## Problem statement
Please give the listing again, word for word, with nothing left out.

## Exercise input
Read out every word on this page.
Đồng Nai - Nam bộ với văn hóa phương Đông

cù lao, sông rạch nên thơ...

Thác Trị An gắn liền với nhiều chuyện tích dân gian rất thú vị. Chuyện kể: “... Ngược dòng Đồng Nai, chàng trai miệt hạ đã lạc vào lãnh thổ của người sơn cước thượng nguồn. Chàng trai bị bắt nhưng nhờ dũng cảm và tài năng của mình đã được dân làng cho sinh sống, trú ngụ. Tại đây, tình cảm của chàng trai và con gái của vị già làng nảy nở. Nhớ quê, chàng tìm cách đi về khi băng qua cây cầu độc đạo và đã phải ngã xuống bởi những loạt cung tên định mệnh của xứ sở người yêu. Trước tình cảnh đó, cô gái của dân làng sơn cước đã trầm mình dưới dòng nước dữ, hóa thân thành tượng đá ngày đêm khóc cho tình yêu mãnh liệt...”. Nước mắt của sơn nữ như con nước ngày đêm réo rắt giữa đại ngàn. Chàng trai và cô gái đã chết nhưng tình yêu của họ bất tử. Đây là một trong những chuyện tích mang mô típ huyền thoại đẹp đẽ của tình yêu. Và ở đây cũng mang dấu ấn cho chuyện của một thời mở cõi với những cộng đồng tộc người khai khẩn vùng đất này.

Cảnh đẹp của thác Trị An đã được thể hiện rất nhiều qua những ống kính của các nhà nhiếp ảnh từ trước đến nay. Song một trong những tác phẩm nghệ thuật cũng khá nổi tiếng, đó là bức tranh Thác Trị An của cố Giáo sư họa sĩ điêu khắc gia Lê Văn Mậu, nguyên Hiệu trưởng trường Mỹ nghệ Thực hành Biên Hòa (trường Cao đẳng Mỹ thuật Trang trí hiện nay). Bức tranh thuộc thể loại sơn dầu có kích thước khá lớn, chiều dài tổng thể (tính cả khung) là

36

## Solution
Read out every word on this page.
Đồng Nai - Nam bộ với văn hóa phương Đông

cù lao, sông rạch nên thơ...

Thác Trị An gắn liền với nhiều chuyện tích dân gian rất thú vị. Chuyện kể: “... Ngược dòng Đồng Nai, chàng trai miệt hạ đã lạc vào lãnh thổ của người sơn cước thượng nguồn. Chàng trai bị bắt nhưng nhờ dũng cảm và tài năng của mình đã được dân làng cho sinh sống, trú ngụ. Tại đây, tình cảm của chàng trai và con gái của vị già làng nảy nở. Nhớ quê, chàng tìm cách đi về khi băng qua cây cầu độc đạo và đã phải ngã xuống bởi những loạt cung tên định mệnh của xứ sở người yêu. Trước tình cảnh đó, cô gái của dân làng sơn cước đã trầm mình dưới dòng nước dữ, hóa thân thành tượng đá ngày đêm khóc cho tình yêu mãnh liệt...”. Nước mắt của sơn nữ như con nước ngày đêm réo rắt giữa đại ngàn. Chàng trai và cô gái đã chết nhưng tình yêu của họ bất tử. Đây là một trong những chuyện tích mang mô típ huyền thoại đẹp đẽ của tình yêu. Và ở đây cũng mang dấu ấn cho chuyện của một thời mở cõi với những cộng đồng tộc người khai khẩn vùng đất này.

Cảnh đẹp của thác Trị An đã được thể hiện rất nhiều qua những ống kính của các nhà nhiếp ảnh từ trước đến nay. Song một trong những tác phẩm nghệ thuật cũng khá nổi tiếng, đó là bức tranh Thác Trị An của cố Giáo sư họa sĩ điêu khắc gia Lê Văn Mậu, nguyên Hiệu trưởng trường Mỹ nghệ Thực hành Biên Hòa (trường Cao đẳng Mỹ thuật Trang trí hiện nay). Bức tranh thuộc thể loại sơn dầu có kích thước khá lớn, chiều dài tổng thể (tính cả khung) là

36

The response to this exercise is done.